▼

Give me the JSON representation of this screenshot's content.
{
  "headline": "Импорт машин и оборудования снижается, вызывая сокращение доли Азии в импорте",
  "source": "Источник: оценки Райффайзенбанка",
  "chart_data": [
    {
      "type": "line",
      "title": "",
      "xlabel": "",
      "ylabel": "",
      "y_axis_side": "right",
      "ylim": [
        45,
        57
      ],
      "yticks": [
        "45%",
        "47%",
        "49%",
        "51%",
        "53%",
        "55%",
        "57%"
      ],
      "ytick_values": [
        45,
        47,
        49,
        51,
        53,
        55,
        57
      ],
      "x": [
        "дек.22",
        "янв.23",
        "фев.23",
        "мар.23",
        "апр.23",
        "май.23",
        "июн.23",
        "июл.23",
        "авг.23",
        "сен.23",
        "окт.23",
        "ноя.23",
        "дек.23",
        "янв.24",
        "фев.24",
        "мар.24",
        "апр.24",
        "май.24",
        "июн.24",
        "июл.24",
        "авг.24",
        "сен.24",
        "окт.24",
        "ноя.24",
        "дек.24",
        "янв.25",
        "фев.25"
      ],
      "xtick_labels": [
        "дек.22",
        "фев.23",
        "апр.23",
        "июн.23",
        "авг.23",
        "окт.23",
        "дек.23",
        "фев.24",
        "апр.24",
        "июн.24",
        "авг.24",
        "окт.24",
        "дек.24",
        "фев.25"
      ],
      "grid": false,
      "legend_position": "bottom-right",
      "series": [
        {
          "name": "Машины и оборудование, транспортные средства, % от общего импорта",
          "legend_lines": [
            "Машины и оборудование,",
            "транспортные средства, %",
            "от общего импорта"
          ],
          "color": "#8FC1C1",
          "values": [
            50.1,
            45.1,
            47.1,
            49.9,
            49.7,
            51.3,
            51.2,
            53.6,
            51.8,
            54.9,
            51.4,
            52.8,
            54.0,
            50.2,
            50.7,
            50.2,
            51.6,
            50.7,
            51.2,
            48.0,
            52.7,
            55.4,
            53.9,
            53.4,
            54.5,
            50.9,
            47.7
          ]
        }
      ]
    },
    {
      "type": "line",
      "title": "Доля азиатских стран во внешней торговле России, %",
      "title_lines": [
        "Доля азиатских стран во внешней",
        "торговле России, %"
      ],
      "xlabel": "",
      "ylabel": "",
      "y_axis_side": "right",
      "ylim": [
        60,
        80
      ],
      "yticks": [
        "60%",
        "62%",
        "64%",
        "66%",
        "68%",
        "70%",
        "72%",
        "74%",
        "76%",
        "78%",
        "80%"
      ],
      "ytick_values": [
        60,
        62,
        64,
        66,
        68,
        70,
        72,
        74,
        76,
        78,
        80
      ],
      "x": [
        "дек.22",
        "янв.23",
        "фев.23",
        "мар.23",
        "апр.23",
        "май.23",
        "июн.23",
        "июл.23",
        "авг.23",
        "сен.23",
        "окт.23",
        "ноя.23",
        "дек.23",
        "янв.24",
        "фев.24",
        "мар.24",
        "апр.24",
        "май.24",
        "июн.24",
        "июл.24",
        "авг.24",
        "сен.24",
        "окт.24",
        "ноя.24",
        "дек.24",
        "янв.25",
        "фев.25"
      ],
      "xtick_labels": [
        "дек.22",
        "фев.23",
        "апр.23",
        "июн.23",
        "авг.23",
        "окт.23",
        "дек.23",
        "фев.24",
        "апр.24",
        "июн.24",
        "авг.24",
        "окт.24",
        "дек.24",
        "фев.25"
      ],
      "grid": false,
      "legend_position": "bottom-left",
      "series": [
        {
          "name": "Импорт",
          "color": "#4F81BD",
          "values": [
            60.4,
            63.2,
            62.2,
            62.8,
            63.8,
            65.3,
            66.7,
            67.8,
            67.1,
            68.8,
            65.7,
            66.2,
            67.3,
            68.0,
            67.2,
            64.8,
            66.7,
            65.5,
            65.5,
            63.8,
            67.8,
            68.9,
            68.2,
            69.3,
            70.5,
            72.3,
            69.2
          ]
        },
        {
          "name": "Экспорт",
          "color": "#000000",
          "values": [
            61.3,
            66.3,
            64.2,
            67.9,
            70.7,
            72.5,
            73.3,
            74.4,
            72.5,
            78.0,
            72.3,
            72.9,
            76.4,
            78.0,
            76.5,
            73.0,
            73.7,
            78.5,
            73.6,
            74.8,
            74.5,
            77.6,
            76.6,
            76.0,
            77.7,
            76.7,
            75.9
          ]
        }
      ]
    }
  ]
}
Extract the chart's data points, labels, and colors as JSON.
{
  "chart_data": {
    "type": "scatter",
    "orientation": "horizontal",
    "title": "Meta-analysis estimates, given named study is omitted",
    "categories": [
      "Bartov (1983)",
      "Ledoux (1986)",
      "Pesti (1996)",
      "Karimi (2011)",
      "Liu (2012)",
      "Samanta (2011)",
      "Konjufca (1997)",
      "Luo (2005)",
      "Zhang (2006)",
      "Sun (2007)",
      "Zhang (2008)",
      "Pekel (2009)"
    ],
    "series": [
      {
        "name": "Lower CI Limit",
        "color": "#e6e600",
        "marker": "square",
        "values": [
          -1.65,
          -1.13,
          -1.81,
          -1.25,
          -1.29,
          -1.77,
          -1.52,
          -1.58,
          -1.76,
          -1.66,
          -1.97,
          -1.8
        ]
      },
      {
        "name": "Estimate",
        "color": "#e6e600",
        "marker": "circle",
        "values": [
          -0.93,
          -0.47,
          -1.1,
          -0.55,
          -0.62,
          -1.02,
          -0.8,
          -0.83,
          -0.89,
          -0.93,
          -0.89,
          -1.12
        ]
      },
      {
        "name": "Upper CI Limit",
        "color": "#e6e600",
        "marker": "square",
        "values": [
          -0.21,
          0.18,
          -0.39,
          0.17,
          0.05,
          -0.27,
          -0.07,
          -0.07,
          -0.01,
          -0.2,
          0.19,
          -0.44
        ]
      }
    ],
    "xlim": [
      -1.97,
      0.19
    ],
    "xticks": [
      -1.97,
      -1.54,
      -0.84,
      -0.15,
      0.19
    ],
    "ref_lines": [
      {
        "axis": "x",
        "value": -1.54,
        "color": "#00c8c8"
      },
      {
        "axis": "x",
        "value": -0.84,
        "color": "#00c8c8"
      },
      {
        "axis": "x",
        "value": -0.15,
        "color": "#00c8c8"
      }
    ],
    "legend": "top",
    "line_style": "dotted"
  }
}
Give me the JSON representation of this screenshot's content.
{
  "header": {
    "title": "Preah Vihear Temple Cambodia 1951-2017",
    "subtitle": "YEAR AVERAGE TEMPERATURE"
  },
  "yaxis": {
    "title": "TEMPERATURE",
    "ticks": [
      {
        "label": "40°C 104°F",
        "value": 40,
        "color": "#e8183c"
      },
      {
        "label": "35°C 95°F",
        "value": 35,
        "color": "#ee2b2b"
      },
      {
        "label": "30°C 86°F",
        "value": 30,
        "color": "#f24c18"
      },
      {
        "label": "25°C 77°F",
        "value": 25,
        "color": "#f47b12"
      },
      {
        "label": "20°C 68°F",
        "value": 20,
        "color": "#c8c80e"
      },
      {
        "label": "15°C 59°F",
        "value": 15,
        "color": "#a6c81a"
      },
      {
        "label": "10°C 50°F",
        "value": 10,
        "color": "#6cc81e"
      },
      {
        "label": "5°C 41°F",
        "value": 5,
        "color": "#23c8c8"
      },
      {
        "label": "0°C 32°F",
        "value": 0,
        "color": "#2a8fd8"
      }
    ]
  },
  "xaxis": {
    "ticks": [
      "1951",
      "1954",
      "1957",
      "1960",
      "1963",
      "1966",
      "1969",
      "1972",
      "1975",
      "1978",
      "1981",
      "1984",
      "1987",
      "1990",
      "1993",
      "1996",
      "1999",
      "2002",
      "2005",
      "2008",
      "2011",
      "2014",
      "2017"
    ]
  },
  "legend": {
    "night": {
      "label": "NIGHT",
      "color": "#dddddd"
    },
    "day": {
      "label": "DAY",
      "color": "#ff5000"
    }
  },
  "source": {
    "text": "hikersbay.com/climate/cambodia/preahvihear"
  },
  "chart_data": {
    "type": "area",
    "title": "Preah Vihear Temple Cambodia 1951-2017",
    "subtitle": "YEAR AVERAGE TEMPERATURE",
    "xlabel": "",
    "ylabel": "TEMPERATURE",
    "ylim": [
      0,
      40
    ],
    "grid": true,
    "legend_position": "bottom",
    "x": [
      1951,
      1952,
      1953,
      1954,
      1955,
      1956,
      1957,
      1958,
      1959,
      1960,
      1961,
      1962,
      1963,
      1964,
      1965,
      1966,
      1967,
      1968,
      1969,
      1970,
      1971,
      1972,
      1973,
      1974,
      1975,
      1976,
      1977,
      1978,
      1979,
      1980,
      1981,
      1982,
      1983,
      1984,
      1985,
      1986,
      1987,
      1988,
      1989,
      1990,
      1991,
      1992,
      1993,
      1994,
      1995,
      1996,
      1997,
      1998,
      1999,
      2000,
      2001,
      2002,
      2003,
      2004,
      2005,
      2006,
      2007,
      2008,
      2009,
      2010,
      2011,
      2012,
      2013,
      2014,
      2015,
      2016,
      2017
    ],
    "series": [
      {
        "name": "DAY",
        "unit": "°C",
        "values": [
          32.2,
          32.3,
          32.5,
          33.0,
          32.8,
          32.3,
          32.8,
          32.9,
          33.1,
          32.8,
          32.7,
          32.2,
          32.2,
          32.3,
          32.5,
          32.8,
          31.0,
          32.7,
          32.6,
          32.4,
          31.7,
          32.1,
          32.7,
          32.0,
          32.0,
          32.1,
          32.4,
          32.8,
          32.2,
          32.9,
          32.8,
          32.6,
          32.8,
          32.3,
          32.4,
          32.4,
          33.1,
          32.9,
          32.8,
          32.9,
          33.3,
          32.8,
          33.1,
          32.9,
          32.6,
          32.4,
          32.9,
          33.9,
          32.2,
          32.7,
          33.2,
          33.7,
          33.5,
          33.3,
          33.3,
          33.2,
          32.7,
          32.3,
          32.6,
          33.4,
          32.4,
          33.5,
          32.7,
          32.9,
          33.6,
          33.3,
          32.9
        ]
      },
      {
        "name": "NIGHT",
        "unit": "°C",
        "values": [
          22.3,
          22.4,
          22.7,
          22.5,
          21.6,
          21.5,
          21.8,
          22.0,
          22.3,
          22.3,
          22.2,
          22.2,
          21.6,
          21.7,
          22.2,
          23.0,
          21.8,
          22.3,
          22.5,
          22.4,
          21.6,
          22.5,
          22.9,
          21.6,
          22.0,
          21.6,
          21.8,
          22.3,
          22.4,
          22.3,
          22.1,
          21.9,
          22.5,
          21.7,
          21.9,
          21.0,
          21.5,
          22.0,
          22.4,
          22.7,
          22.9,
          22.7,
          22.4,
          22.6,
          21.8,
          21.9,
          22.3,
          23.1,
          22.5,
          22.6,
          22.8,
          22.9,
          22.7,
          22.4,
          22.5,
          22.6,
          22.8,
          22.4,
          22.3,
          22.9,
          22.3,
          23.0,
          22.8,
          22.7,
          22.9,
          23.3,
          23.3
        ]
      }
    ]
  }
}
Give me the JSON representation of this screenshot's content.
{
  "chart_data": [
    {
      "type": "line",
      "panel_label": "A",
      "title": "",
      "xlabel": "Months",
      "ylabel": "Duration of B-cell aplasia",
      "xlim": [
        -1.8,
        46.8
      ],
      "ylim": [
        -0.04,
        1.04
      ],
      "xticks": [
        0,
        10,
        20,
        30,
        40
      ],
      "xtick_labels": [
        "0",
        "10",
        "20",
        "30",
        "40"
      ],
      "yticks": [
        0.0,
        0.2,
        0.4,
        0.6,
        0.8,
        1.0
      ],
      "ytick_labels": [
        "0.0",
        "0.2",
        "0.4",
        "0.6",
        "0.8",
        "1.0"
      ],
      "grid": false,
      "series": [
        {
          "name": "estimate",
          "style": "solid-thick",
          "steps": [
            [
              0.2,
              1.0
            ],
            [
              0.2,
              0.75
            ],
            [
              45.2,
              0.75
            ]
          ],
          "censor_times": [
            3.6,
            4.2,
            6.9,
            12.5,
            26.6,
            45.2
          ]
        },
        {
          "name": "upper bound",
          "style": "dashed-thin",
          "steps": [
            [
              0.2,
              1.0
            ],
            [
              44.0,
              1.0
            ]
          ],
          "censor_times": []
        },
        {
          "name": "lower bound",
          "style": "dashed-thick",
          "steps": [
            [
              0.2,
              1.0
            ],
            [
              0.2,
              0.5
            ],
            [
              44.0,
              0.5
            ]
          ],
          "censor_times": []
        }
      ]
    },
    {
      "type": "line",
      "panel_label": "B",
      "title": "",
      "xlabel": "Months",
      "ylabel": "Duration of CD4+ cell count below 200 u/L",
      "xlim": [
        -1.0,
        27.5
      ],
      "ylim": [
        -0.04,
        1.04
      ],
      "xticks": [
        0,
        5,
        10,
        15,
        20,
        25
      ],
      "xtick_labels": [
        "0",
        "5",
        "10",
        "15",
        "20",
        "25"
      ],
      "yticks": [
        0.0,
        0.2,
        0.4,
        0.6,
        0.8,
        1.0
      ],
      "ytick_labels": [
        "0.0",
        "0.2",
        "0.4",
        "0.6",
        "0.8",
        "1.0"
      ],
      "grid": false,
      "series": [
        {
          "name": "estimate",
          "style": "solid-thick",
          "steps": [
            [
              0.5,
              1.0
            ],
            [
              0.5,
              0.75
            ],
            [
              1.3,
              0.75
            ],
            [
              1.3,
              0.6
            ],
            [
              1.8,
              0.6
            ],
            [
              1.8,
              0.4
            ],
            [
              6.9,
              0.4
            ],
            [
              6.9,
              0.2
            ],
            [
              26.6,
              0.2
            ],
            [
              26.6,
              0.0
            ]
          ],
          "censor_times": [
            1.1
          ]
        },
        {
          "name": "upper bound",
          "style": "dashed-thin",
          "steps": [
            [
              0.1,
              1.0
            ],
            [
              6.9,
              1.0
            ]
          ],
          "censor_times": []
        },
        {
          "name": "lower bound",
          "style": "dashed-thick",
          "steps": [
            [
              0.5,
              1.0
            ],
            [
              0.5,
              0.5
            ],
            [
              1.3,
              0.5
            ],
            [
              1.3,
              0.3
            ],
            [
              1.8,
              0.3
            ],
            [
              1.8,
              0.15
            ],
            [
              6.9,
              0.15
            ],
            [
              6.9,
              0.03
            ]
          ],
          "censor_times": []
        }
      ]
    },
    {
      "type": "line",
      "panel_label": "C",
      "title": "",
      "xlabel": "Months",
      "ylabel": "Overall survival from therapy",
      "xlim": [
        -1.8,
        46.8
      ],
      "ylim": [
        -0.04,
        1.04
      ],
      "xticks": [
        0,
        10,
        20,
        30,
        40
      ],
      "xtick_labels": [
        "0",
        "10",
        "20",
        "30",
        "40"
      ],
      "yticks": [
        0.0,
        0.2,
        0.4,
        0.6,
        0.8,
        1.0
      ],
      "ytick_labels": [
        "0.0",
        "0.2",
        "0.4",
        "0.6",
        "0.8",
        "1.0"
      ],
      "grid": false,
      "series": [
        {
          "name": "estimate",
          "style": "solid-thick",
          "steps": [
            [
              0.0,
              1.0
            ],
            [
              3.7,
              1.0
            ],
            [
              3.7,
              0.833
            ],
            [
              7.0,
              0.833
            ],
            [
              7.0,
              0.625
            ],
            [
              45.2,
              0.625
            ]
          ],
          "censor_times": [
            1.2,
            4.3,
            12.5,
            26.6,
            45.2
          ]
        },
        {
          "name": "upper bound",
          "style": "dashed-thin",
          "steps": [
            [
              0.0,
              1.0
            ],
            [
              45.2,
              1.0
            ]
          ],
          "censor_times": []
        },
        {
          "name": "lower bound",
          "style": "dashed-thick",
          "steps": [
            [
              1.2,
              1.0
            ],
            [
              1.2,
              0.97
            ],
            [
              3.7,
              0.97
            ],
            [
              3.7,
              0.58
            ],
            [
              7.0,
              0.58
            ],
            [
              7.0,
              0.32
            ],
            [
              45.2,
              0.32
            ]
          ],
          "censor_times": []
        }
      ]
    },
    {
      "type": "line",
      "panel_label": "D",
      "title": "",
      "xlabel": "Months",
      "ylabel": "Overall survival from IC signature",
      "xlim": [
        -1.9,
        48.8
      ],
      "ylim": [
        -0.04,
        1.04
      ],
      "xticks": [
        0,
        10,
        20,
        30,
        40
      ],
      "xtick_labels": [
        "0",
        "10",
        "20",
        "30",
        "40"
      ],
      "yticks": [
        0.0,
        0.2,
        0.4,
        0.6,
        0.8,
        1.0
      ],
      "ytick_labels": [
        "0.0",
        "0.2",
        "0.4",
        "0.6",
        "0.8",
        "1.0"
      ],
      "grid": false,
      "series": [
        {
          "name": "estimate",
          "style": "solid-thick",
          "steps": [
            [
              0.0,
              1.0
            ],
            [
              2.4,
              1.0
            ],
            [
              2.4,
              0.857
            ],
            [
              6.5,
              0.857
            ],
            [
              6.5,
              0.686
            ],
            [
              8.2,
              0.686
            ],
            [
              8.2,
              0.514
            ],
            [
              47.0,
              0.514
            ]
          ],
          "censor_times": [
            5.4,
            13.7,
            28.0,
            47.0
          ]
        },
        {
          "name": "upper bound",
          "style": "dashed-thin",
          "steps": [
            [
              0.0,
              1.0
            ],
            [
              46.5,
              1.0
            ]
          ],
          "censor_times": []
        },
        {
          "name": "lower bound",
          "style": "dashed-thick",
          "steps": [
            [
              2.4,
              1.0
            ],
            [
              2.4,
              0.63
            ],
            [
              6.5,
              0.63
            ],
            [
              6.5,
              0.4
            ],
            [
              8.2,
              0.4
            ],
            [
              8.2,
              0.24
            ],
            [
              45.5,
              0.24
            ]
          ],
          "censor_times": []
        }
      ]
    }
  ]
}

▲

Show every line of the listing in which the string "азиатских" can be found.

Final result =
      "title": "Доля азиатских стран во внешней торговле России, %",
        "Доля азиатских стран во внешней",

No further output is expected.